Do this
Can the data below be set down again exactly, line for line?

Provided data
(begin)

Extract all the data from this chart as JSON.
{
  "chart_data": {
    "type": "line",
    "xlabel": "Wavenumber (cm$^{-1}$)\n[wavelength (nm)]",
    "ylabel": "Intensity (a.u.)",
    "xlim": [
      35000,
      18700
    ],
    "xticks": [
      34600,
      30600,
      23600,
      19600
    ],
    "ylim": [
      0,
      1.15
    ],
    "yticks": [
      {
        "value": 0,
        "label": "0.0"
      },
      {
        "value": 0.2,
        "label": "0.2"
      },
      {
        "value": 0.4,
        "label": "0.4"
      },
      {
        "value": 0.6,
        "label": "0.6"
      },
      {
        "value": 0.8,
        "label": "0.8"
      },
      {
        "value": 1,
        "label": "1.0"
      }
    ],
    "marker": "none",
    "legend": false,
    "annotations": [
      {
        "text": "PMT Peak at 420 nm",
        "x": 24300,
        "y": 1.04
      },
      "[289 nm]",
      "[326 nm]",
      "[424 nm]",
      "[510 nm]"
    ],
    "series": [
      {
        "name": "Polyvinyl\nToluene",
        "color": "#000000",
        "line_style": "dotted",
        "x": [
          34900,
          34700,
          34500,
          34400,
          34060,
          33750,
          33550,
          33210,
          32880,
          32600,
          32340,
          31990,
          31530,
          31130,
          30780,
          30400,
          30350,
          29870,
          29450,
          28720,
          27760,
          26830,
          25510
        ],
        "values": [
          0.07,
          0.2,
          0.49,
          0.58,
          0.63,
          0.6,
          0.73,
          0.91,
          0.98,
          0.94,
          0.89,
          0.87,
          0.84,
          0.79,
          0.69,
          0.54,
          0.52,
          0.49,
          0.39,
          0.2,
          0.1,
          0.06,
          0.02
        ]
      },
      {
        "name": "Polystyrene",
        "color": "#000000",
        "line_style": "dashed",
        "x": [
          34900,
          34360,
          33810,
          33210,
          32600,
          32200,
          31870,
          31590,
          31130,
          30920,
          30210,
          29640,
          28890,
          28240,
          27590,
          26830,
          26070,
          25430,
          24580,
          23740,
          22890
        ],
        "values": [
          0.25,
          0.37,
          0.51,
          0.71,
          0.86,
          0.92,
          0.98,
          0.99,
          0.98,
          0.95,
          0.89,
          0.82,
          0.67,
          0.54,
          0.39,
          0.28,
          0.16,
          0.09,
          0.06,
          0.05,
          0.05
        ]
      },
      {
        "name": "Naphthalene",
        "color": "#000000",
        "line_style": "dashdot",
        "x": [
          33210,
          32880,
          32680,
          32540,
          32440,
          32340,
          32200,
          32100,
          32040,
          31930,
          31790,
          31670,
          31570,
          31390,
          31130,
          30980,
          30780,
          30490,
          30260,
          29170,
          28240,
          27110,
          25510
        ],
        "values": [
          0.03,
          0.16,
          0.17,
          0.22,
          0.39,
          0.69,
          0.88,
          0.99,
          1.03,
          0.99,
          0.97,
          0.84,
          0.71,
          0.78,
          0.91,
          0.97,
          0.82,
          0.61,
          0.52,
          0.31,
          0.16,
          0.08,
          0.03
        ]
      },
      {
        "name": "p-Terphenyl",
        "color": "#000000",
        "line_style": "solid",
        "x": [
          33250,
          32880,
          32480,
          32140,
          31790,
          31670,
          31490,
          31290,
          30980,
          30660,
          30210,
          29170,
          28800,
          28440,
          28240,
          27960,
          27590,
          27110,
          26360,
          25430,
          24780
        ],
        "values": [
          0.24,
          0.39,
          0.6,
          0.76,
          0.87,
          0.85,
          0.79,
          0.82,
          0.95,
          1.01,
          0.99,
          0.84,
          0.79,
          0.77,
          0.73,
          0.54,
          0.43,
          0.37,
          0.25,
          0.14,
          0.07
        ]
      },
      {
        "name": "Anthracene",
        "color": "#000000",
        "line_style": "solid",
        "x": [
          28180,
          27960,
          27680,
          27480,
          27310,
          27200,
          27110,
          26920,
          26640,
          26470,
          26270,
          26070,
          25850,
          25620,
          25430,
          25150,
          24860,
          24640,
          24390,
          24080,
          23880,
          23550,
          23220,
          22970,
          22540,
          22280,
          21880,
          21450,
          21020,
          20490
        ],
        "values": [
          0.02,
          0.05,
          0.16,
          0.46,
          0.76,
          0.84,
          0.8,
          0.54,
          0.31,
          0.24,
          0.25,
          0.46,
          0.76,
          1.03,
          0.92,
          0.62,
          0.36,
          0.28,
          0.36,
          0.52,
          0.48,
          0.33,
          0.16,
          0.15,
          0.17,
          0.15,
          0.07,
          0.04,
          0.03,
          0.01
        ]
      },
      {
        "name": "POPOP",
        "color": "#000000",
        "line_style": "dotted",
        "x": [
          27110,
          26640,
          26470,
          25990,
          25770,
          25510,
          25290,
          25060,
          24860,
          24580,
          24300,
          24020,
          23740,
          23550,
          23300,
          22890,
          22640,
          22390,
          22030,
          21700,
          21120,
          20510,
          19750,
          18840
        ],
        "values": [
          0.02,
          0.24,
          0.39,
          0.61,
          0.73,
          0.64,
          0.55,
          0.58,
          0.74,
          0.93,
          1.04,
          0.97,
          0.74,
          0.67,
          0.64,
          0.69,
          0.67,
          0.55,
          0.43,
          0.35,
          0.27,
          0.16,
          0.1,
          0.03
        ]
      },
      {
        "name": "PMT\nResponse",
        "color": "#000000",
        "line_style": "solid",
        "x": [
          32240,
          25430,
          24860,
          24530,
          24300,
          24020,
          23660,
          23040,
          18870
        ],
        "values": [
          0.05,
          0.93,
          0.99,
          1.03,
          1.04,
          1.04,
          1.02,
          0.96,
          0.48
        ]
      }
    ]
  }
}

(end)

Exercise result
Extract all the data from this chart as JSON.
{
  "chart_data": {
    "type": "line",
    "xlabel": "Wavenumber (cm$^{-1}$)\n[wavelength (nm)]",
    "ylabel": "Intensity (a.u.)",
    "xlim": [
      35000,
      18700
    ],
    "xticks": [
      34600,
      30600,
      23600,
      19600
    ],
    "ylim": [
      0,
      1.15
    ],
    "yticks": [
      {
        "value": 0,
        "label": "0.0"
      },
      {
        "value": 0.2,
        "label": "0.2"
      },
      {
        "value": 0.4,
        "label": "0.4"
      },
      {
        "value": 0.6,
        "label": "0.6"
      },
      {
        "value": 0.8,
        "label": "0.8"
      },
      {
        "value": 1,
        "label": "1.0"
      }
    ],
    "marker": "none",
    "legend": false,
    "annotations": [
      {
        "text": "PMT Peak at 420 nm",
        "x": 24300,
        "y": 1.04
      },
      "[289 nm]",
      "[326 nm]",
      "[424 nm]",
      "[510 nm]"
    ],
    "series": [
      {
        "name": "Polyvinyl\nToluene",
        "color": "#000000",
        "line_style": "dotted",
        "x": [
          34900,
          34700,
          34500,
          34400,
          34060,
          33750,
          33550,
          33210,
          32880,
          32600,
          32340,
          31990,
          31530,
          31130,
          30780,
          30400,
          30350,
          29870,
          29450,
          28720,
          27760,
          26830,
          25510
        ],
        "values": [
          0.07,
          0.2,
          0.49,
          0.58,
          0.63,
          0.6,
          0.73,
          0.91,
          0.98,
          0.94,
          0.89,
          0.87,
          0.84,
          0.79,
          0.69,
          0.54,
          0.52,
          0.49,
          0.39,
          0.2,
          0.1,
          0.06,
          0.02
        ]
      },
      {
        "name": "Polystyrene",
        "color": "#000000",
        "line_style": "dashed",
        "x": [
          34900,
          34360,
          33810,
          33210,
          32600,
          32200,
          31870,
          31590,
          31130,
          30920,
          30210,
          29640,
          28890,
          28240,
          27590,
          26830,
          26070,
          25430,
          24580,
          23740,
          22890
        ],
        "values": [
          0.25,
          0.37,
          0.51,
          0.71,
          0.86,
          0.92,
          0.98,
          0.99,
          0.98,
          0.95,
          0.89,
          0.82,
          0.67,
          0.54,
          0.39,
          0.28,
          0.16,
          0.09,
          0.06,
          0.05,
          0.05
        ]
      },
      {
        "name": "Naphthalene",
        "color": "#000000",
        "line_style": "dashdot",
        "x": [
          33210,
          32880,
          32680,
          32540,
          32440,
          32340,
          32200,
          32100,
          32040,
          31930,
          31790,
          31670,
          31570,
          31390,
          31130,
          30980,
          30780,
          30490,
          30260,
          29170,
          28240,
          27110,
          25510
        ],
        "values": [
          0.03,
          0.16,
          0.17,
          0.22,
          0.39,
          0.69,
          0.88,
          0.99,
          1.03,
          0.99,
          0.97,
          0.84,
          0.71,
          0.78,
          0.91,
          0.97,
          0.82,
          0.61,
          0.52,
          0.31,
          0.16,
          0.08,
          0.03
        ]
      },
      {
        "name": "p-Terphenyl",
        "color": "#000000",
        "line_style": "solid",
        "x": [
          33250,
          32880,
          32480,
          32140,
          31790,
          31670,
          31490,
          31290,
          30980,
          30660,
          30210,
          29170,
          28800,
          28440,
          28240,
          27960,
          27590,
          27110,
          26360,
          25430,
          24780
        ],
        "values": [
          0.24,
          0.39,
          0.6,
          0.76,
          0.87,
          0.85,
          0.79,
          0.82,
          0.95,
          1.01,
          0.99,
          0.84,
          0.79,
          0.77,
          0.73,
          0.54,
          0.43,
          0.37,
          0.25,
          0.14,
          0.07
        ]
      },
      {
        "name": "Anthracene",
        "color": "#000000",
        "line_style": "solid",
        "x": [
          28180,
          27960,
          27680,
          27480,
          27310,
          27200,
          27110,
          26920,
          26640,
          26470,
          26270,
          26070,
          25850,
          25620,
          25430,
          25150,
          24860,
          24640,
          24390,
          24080,
          23880,
          23550,
          23220,
          22970,
          22540,
          22280,
          21880,
          21450,
          21020,
          20490
        ],
        "values": [
          0.02,
          0.05,
          0.16,
          0.46,
          0.76,
          0.84,
          0.8,
          0.54,
          0.31,
          0.24,
          0.25,
          0.46,
          0.76,
          1.03,
          0.92,
          0.62,
          0.36,
          0.28,
          0.36,
          0.52,
          0.48,
          0.33,
          0.16,
          0.15,
          0.17,
          0.15,
          0.07,
          0.04,
          0.03,
          0.01
        ]
      },
      {
        "name": "POPOP",
        "color": "#000000",
        "line_style": "dotted",
        "x": [
          27110,
          26640,
          26470,
          25990,
          25770,
          25510,
          25290,
          25060,
          24860,
          24580,
          24300,
          24020,
          23740,
          23550,
          23300,
          22890,
          22640,
          22390,
          22030,
          21700,
          21120,
          20510,
          19750,
          18840
        ],
        "values": [
          0.02,
          0.24,
          0.39,
          0.61,
          0.73,
          0.64,
          0.55,
          0.58,
          0.74,
          0.93,
          1.04,
          0.97,
          0.74,
          0.67,
          0.64,
          0.69,
          0.67,
          0.55,
          0.43,
          0.35,
          0.27,
          0.16,
          0.1,
          0.03
        ]
      },
      {
        "name": "PMT\nResponse",
        "color": "#000000",
        "line_style": "solid",
        "x": [
          32240,
          25430,
          24860,
          24530,
          24300,
          24020,
          23660,
          23040,
          18870
        ],
        "values": [
          0.05,
          0.93,
          0.99,
          1.03,
          1.04,
          1.04,
          1.02,
          0.96,
          0.48
        ]
      }
    ]
  }
}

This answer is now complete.